### WORK TO BE COMPLETED
Each entry must be reproduced precisely as it stands.

### PROVIDED DATA
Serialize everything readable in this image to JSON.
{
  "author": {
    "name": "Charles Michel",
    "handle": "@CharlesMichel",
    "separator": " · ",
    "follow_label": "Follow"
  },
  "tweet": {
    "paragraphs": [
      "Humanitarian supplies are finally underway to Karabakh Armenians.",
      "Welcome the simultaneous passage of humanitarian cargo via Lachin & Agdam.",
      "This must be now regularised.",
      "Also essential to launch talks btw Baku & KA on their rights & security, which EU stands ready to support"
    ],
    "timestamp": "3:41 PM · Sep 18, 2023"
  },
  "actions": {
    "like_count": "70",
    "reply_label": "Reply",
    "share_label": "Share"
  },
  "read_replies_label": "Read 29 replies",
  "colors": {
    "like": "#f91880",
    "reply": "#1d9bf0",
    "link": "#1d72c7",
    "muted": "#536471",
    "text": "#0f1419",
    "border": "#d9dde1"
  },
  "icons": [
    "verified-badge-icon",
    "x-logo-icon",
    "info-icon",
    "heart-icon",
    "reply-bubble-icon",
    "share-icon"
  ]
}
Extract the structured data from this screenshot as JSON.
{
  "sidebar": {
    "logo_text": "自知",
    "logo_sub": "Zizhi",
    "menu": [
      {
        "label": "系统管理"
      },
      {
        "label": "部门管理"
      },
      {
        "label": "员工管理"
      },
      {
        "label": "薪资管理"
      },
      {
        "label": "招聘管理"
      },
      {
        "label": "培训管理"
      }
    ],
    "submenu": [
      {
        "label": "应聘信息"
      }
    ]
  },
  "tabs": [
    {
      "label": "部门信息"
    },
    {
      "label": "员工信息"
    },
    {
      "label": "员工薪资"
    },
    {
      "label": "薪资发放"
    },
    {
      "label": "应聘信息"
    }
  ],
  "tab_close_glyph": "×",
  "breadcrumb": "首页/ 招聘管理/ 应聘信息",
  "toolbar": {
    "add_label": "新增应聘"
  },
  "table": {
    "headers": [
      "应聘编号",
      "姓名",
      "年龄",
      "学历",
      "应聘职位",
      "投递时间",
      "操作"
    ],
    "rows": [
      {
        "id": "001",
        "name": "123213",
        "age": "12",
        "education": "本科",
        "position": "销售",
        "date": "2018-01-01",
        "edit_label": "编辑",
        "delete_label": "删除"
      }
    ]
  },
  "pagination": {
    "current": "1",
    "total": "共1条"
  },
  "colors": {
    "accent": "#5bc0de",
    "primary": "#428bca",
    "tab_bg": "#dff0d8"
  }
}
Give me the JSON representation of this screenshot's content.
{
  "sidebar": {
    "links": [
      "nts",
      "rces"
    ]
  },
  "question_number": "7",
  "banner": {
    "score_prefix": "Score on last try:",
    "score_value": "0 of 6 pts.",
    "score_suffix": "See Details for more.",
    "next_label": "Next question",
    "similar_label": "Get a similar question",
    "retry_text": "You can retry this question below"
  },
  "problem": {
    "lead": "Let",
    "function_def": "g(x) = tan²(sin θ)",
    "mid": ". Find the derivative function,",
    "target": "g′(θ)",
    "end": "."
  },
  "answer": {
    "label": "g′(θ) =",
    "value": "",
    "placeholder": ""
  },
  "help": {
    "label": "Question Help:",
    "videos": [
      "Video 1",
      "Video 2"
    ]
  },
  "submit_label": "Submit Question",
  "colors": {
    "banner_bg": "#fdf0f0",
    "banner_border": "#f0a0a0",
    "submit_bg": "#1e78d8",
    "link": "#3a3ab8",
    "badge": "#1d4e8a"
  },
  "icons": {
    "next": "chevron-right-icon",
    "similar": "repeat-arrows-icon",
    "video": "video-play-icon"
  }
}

### CORRECT RESULT
Serialize everything readable in this image to JSON.
{
  "author": {
    "name": "Charles Michel",
    "handle": "@CharlesMichel",
    "separator": " · ",
    "follow_label": "Follow"
  },
  "tweet": {
    "paragraphs": [
      "Humanitarian supplies are finally underway to Karabakh Armenians.",
      "Welcome the simultaneous passage of humanitarian cargo via Lachin & Agdam.",
      "This must be now regularised.",
      "Also essential to launch talks btw Baku & KA on their rights & security, which EU stands ready to support"
    ],
    "timestamp": "3:41 PM · Sep 18, 2023"
  },
  "actions": {
    "like_count": "70",
    "reply_label": "Reply",
    "share_label": "Share"
  },
  "read_replies_label": "Read 29 replies",
  "colors": {
    "like": "#f91880",
    "reply": "#1d9bf0",
    "link": "#1d72c7",
    "muted": "#536471",
    "text": "#0f1419",
    "border": "#d9dde1"
  },
  "icons": [
    "verified-badge-icon",
    "x-logo-icon",
    "info-icon",
    "heart-icon",
    "reply-bubble-icon",
    "share-icon"
  ]
}
Extract the structured data from this screenshot as JSON.
{
  "sidebar": {
    "logo_text": "自知",
    "logo_sub": "Zizhi",
    "menu": [
      {
        "label": "系统管理"
      },
      {
        "label": "部门管理"
      },
      {
        "label": "员工管理"
      },
      {
        "label": "薪资管理"
      },
      {
        "label": "招聘管理"
      },
      {
        "label": "培训管理"
      }
    ],
    "submenu": [
      {
        "label": "应聘信息"
      }
    ]
  },
  "tabs": [
    {
      "label": "部门信息"
    },
    {
      "label": "员工信息"
    },
    {
      "label": "员工薪资"
    },
    {
      "label": "薪资发放"
    },
    {
      "label": "应聘信息"
    }
  ],
  "tab_close_glyph": "×",
  "breadcrumb": "首页/ 招聘管理/ 应聘信息",
  "toolbar": {
    "add_label": "新增应聘"
  },
  "table": {
    "headers": [
      "应聘编号",
      "姓名",
      "年龄",
      "学历",
      "应聘职位",
      "投递时间",
      "操作"
    ],
    "rows": [
      {
        "id": "001",
        "name": "123213",
        "age": "12",
        "education": "本科",
        "position": "销售",
        "date": "2018-01-01",
        "edit_label": "编辑",
        "delete_label": "删除"
      }
    ]
  },
  "pagination": {
    "current": "1",
    "total": "共1条"
  },
  "colors": {
    "accent": "#5bc0de",
    "primary": "#428bca",
    "tab_bg": "#dff0d8"
  }
}
Give me the JSON representation of this screenshot's content.
{
  "sidebar": {
    "links": [
      "nts",
      "rces"
    ]
  },
  "question_number": "7",
  "banner": {
    "score_prefix": "Score on last try:",
    "score_value": "0 of 6 pts.",
    "score_suffix": "See Details for more.",
    "next_label": "Next question",
    "similar_label": "Get a similar question",
    "retry_text": "You can retry this question below"
  },
  "problem": {
    "lead": "Let",
    "function_def": "g(x) = tan²(sin θ)",
    "mid": ". Find the derivative function,",
    "target": "g′(θ)",
    "end": "."
  },
  "answer": {
    "label": "g′(θ) =",
    "value": "",
    "placeholder": ""
  },
  "help": {
    "label": "Question Help:",
    "videos": [
      "Video 1",
      "Video 2"
    ]
  },
  "submit_label": "Submit Question",
  "colors": {
    "banner_bg": "#fdf0f0",
    "banner_border": "#f0a0a0",
    "submit_bg": "#1e78d8",
    "link": "#3a3ab8",
    "badge": "#1d4e8a"
  },
  "icons": {
    "next": "chevron-right-icon",
    "similar": "repeat-arrows-icon",
    "video": "video-play-icon"
  }
}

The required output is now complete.